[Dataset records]
◆ ◆ ◆ ◆ ◆ ◆ ◆

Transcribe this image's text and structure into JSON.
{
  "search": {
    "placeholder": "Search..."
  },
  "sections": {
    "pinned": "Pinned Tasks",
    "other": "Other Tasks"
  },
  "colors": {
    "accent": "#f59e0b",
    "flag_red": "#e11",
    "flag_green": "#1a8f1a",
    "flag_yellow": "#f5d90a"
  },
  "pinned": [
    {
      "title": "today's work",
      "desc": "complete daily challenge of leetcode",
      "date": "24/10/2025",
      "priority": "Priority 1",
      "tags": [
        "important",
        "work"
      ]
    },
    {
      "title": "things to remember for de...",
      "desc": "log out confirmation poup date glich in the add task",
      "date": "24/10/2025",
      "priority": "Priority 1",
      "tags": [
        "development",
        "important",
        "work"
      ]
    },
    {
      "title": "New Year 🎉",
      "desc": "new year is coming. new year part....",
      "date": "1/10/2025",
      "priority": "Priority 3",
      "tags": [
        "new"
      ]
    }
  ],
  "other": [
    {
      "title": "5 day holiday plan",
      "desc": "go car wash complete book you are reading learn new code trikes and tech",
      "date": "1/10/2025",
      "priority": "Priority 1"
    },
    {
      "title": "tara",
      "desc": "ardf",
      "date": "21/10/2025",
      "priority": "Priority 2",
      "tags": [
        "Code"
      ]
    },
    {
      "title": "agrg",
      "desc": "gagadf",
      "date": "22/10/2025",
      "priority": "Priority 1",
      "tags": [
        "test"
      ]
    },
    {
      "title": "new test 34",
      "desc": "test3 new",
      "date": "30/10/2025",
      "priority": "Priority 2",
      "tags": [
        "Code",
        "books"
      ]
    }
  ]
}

◆ ◆ ◆ ◆ ◆ ◆ ◆

[Stated task]
The entries above should be repeated exactly, every one of them.

[Response]
Transcribe this image's text and structure into JSON.
{
  "search": {
    "placeholder": "Search..."
  },
  "sections": {
    "pinned": "Pinned Tasks",
    "other": "Other Tasks"
  },
  "colors": {
    "accent": "#f59e0b",
    "flag_red": "#e11",
    "flag_green": "#1a8f1a",
    "flag_yellow": "#f5d90a"
  },
  "pinned": [
    {
      "title": "today's work",
      "desc": "complete daily challenge of leetcode",
      "date": "24/10/2025",
      "priority": "Priority 1",
      "tags": [
        "important",
        "work"
      ]
    },
    {
      "title": "things to remember for de...",
      "desc": "log out confirmation poup date glich in the add task",
      "date": "24/10/2025",
      "priority": "Priority 1",
      "tags": [
        "development",
        "important",
        "work"
      ]
    },
    {
      "title": "New Year 🎉",
      "desc": "new year is coming. new year part....",
      "date": "1/10/2025",
      "priority": "Priority 3",
      "tags": [
        "new"
      ]
    }
  ],
  "other": [
    {
      "title": "5 day holiday plan",
      "desc": "go car wash complete book you are reading learn new code trikes and tech",
      "date": "1/10/2025",
      "priority": "Priority 1"
    },
    {
      "title": "tara",
      "desc": "ardf",
      "date": "21/10/2025",
      "priority": "Priority 2",
      "tags": [
        "Code"
      ]
    },
    {
      "title": "agrg",
      "desc": "gagadf",
      "date": "22/10/2025",
      "priority": "Priority 1",
      "tags": [
        "test"
      ]
    },
    {
      "title": "new test 34",
      "desc": "test3 new",
      "date": "30/10/2025",
      "priority": "Priority 2",
      "tags": [
        "Code",
        "books"
      ]
    }
  ]
}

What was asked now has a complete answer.